DESCRIPTION OF THE TASK >>
Reproduce all records verbatim.

Collected data

--

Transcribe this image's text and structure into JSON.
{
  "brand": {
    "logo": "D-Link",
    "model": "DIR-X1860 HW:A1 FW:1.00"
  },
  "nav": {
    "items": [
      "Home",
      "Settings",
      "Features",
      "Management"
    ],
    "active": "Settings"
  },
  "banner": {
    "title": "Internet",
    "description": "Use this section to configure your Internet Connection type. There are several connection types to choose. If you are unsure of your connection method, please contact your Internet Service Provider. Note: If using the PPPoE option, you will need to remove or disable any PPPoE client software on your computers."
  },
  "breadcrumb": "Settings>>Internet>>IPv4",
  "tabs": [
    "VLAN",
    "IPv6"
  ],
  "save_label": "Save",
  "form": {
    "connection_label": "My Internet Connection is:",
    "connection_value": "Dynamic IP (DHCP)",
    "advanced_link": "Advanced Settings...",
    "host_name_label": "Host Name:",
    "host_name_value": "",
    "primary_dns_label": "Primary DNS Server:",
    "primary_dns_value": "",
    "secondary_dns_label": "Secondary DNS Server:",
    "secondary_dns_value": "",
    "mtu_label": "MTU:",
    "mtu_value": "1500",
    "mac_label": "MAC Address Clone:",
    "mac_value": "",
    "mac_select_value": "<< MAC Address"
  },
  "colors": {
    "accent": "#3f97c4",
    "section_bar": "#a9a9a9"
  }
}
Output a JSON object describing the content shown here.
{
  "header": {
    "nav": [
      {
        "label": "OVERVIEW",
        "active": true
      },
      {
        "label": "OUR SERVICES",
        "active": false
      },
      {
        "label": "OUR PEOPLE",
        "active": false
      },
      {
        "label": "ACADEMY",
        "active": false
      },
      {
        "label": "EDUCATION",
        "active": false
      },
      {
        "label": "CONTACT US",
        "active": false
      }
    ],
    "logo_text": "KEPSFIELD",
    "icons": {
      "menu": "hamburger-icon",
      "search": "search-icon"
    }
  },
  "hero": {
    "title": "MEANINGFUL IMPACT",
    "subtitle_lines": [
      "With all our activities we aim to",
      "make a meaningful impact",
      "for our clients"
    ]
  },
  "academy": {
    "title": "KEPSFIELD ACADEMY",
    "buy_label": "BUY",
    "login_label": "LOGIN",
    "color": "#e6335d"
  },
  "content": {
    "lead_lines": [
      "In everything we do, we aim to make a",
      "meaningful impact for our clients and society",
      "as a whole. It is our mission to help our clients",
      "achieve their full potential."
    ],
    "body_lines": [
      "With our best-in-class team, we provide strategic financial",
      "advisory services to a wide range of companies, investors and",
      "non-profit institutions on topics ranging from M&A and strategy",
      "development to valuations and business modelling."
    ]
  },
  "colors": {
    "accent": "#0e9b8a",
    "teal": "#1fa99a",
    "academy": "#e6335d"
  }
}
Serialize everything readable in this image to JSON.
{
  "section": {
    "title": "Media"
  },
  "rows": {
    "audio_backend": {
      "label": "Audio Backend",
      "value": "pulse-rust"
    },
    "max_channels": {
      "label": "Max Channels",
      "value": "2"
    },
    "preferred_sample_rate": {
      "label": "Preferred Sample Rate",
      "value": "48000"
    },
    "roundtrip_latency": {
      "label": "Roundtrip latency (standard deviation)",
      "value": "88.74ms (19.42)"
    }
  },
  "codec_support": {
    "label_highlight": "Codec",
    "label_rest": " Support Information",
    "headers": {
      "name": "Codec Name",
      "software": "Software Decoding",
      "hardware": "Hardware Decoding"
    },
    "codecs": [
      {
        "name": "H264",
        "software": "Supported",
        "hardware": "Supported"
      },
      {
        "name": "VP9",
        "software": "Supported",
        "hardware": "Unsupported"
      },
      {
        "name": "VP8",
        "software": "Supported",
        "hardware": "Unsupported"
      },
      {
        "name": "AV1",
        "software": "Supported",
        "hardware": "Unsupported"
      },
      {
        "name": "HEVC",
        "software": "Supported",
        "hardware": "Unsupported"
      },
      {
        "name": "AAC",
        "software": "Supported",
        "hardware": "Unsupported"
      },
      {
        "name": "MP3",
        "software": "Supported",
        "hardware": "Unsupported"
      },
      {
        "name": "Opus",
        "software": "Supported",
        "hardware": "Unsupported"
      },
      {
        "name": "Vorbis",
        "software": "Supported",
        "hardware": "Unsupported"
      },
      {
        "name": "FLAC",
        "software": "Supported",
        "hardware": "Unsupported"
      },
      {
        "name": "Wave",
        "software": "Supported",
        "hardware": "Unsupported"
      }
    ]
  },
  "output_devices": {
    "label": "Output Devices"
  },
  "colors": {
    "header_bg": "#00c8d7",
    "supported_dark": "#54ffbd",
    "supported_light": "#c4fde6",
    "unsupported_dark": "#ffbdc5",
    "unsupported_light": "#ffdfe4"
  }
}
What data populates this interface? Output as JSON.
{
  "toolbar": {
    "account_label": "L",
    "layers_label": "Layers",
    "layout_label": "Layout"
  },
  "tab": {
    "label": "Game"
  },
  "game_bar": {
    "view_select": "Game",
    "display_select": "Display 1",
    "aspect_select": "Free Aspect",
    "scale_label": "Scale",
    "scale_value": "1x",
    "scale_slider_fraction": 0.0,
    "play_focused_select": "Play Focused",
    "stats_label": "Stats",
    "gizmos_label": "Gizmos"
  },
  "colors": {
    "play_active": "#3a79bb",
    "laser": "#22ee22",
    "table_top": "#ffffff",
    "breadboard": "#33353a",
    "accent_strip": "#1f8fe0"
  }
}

--

FULL RESPONSE >>
Transcribe this image's text and structure into JSON.
{
  "brand": {
    "logo": "D-Link",
    "model": "DIR-X1860 HW:A1 FW:1.00"
  },
  "nav": {
    "items": [
      "Home",
      "Settings",
      "Features",
      "Management"
    ],
    "active": "Settings"
  },
  "banner": {
    "title": "Internet",
    "description": "Use this section to configure your Internet Connection type. There are several connection types to choose. If you are unsure of your connection method, please contact your Internet Service Provider. Note: If using the PPPoE option, you will need to remove or disable any PPPoE client software on your computers."
  },
  "breadcrumb": "Settings>>Internet>>IPv4",
  "tabs": [
    "VLAN",
    "IPv6"
  ],
  "save_label": "Save",
  "form": {
    "connection_label": "My Internet Connection is:",
    "connection_value": "Dynamic IP (DHCP)",
    "advanced_link": "Advanced Settings...",
    "host_name_label": "Host Name:",
    "host_name_value": "",
    "primary_dns_label": "Primary DNS Server:",
    "primary_dns_value": "",
    "secondary_dns_label": "Secondary DNS Server:",
    "secondary_dns_value": "",
    "mtu_label": "MTU:",
    "mtu_value": "1500",
    "mac_label": "MAC Address Clone:",
    "mac_value": "",
    "mac_select_value": "<< MAC Address"
  },
  "colors": {
    "accent": "#3f97c4",
    "section_bar": "#a9a9a9"
  }
}
Output a JSON object describing the content shown here.
{
  "header": {
    "nav": [
      {
        "label": "OVERVIEW",
        "active": true
      },
      {
        "label": "OUR SERVICES",
        "active": false
      },
      {
        "label": "OUR PEOPLE",
        "active": false
      },
      {
        "label": "ACADEMY",
        "active": false
      },
      {
        "label": "EDUCATION",
        "active": false
      },
      {
        "label": "CONTACT US",
        "active": false
      }
    ],
    "logo_text": "KEPSFIELD",
    "icons": {
      "menu": "hamburger-icon",
      "search": "search-icon"
    }
  },
  "hero": {
    "title": "MEANINGFUL IMPACT",
    "subtitle_lines": [
      "With all our activities we aim to",
      "make a meaningful impact",
      "for our clients"
    ]
  },
  "academy": {
    "title": "KEPSFIELD ACADEMY",
    "buy_label": "BUY",
    "login_label": "LOGIN",
    "color": "#e6335d"
  },
  "content": {
    "lead_lines": [
      "In everything we do, we aim to make a",
      "meaningful impact for our clients and society",
      "as a whole. It is our mission to help our clients",
      "achieve their full potential."
    ],
    "body_lines": [
      "With our best-in-class team, we provide strategic financial",
      "advisory services to a wide range of companies, investors and",
      "non-profit institutions on topics ranging from M&A and strategy",
      "development to valuations and business modelling."
    ]
  },
  "colors": {
    "accent": "#0e9b8a",
    "teal": "#1fa99a",
    "academy": "#e6335d"
  }
}
Serialize everything readable in this image to JSON.
{
  "section": {
    "title": "Media"
  },
  "rows": {
    "audio_backend": {
      "label": "Audio Backend",
      "value": "pulse-rust"
    },
    "max_channels": {
      "label": "Max Channels",
      "value": "2"
    },
    "preferred_sample_rate": {
      "label": "Preferred Sample Rate",
      "value": "48000"
    },
    "roundtrip_latency": {
      "label": "Roundtrip latency (standard deviation)",
      "value": "88.74ms (19.42)"
    }
  },
  "codec_support": {
    "label_highlight": "Codec",
    "label_rest": " Support Information",
    "headers": {
      "name": "Codec Name",
      "software": "Software Decoding",
      "hardware": "Hardware Decoding"
    },
    "codecs": [
      {
        "name": "H264",
        "software": "Supported",
        "hardware": "Supported"
      },
      {
        "name": "VP9",
        "software": "Supported",
        "hardware": "Unsupported"
      },
      {
        "name": "VP8",
        "software": "Supported",
        "hardware": "Unsupported"
      },
      {
        "name": "AV1",
        "software": "Supported",
        "hardware": "Unsupported"
      },
      {
        "name": "HEVC",
        "software": "Supported",
        "hardware": "Unsupported"
      },
      {
        "name": "AAC",
        "software": "Supported",
        "hardware": "Unsupported"
      },
      {
        "name": "MP3",
        "software": "Supported",
        "hardware": "Unsupported"
      },
      {
        "name": "Opus",
        "software": "Supported",
        "hardware": "Unsupported"
      },
      {
        "name": "Vorbis",
        "software": "Supported",
        "hardware": "Unsupported"
      },
      {
        "name": "FLAC",
        "software": "Supported",
        "hardware": "Unsupported"
      },
      {
        "name": "Wave",
        "software": "Supported",
        "hardware": "Unsupported"
      }
    ]
  },
  "output_devices": {
    "label": "Output Devices"
  },
  "colors": {
    "header_bg": "#00c8d7",
    "supported_dark": "#54ffbd",
    "supported_light": "#c4fde6",
    "unsupported_dark": "#ffbdc5",
    "unsupported_light": "#ffdfe4"
  }
}
What data populates this interface? Output as JSON.
{
  "toolbar": {
    "account_label": "L",
    "layers_label": "Layers",
    "layout_label": "Layout"
  },
  "tab": {
    "label": "Game"
  },
  "game_bar": {
    "view_select": "Game",
    "display_select": "Display 1",
    "aspect_select": "Free Aspect",
    "scale_label": "Scale",
    "scale_value": "1x",
    "scale_slider_fraction": 0.0,
    "play_focused_select": "Play Focused",
    "stats_label": "Stats",
    "gizmos_label": "Gizmos"
  },
  "colors": {
    "play_active": "#3a79bb",
    "laser": "#22ee22",
    "table_top": "#ffffff",
    "breadboard": "#33353a",
    "accent_strip": "#1f8fe0"
  }
}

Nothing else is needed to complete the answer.